Saved data entries:
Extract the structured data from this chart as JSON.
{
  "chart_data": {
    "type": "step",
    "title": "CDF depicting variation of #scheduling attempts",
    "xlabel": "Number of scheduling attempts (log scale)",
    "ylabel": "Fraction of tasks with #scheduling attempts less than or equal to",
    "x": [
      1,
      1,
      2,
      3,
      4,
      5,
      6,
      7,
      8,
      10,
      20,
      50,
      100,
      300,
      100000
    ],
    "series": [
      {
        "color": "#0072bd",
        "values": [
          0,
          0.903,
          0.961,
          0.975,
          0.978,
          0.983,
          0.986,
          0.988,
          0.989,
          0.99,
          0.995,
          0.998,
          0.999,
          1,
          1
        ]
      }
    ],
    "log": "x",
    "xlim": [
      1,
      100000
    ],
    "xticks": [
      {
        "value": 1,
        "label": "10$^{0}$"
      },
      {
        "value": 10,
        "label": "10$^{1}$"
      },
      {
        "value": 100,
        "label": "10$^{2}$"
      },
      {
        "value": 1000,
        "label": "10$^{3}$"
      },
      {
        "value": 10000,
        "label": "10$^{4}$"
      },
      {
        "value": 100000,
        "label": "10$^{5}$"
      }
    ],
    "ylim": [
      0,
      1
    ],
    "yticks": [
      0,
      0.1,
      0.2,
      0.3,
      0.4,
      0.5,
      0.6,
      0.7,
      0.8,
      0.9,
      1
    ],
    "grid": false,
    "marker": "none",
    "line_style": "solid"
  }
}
* * *
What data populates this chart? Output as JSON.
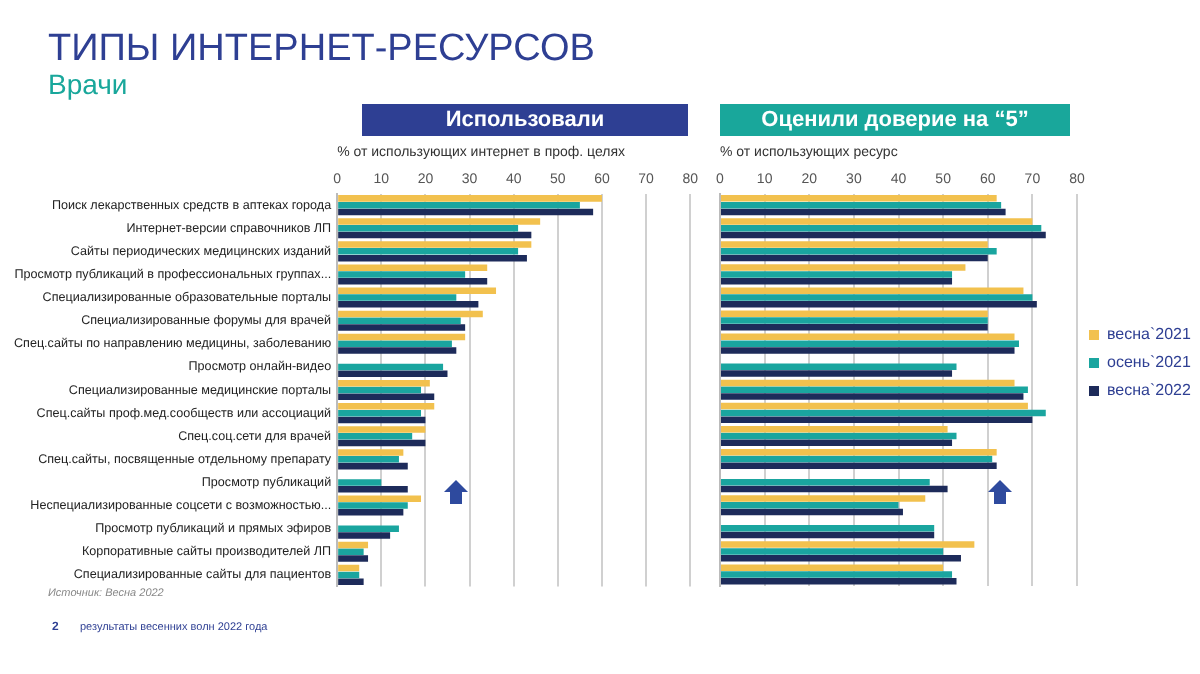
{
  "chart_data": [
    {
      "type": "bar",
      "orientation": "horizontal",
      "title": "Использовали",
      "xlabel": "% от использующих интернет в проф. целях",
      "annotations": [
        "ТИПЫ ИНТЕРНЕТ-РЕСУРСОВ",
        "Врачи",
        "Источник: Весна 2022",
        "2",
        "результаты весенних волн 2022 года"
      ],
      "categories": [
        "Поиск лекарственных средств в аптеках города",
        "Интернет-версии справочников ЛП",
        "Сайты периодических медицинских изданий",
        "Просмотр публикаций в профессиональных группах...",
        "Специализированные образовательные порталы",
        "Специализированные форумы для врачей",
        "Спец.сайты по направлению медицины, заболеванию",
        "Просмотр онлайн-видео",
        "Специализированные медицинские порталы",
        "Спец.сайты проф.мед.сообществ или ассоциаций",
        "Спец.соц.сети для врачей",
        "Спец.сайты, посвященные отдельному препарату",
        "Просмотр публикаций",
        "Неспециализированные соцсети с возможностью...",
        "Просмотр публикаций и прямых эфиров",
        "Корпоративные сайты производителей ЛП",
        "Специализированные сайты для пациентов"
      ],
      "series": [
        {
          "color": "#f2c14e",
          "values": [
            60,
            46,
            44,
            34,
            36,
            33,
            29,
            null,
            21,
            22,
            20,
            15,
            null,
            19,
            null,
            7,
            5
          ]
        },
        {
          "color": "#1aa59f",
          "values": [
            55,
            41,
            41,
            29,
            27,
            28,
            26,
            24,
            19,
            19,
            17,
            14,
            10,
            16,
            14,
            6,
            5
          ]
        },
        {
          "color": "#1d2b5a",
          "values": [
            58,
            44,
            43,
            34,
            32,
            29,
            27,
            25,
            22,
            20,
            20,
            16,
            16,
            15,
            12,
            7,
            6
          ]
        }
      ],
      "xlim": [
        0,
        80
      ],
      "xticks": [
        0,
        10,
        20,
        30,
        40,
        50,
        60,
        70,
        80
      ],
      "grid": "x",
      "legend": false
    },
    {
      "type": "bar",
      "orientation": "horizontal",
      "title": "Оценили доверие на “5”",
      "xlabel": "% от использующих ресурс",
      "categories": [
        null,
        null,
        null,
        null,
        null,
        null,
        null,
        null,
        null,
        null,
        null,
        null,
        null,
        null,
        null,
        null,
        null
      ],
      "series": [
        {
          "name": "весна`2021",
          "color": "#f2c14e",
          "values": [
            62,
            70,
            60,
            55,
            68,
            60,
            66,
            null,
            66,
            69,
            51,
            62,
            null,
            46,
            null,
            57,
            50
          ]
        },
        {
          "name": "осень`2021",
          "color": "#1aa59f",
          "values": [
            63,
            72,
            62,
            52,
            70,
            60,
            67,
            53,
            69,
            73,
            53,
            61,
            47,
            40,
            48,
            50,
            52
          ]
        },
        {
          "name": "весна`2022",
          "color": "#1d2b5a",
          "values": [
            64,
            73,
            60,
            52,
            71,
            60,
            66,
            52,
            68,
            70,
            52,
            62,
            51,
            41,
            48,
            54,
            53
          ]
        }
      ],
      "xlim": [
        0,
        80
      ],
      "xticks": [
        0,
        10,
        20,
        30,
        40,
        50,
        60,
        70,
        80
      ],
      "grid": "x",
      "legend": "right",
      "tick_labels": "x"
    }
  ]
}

▸ **To do**
Go through the listing above and locate each line that holds the word "Просмотр". Copy those lines.

▸ **Solution for this problem**
        "Просмотр публикаций в профессиональных группах...",
        "Просмотр онлайн-видео",
        "Просмотр публикаций",
        "Просмотр публикаций и прямых эфиров",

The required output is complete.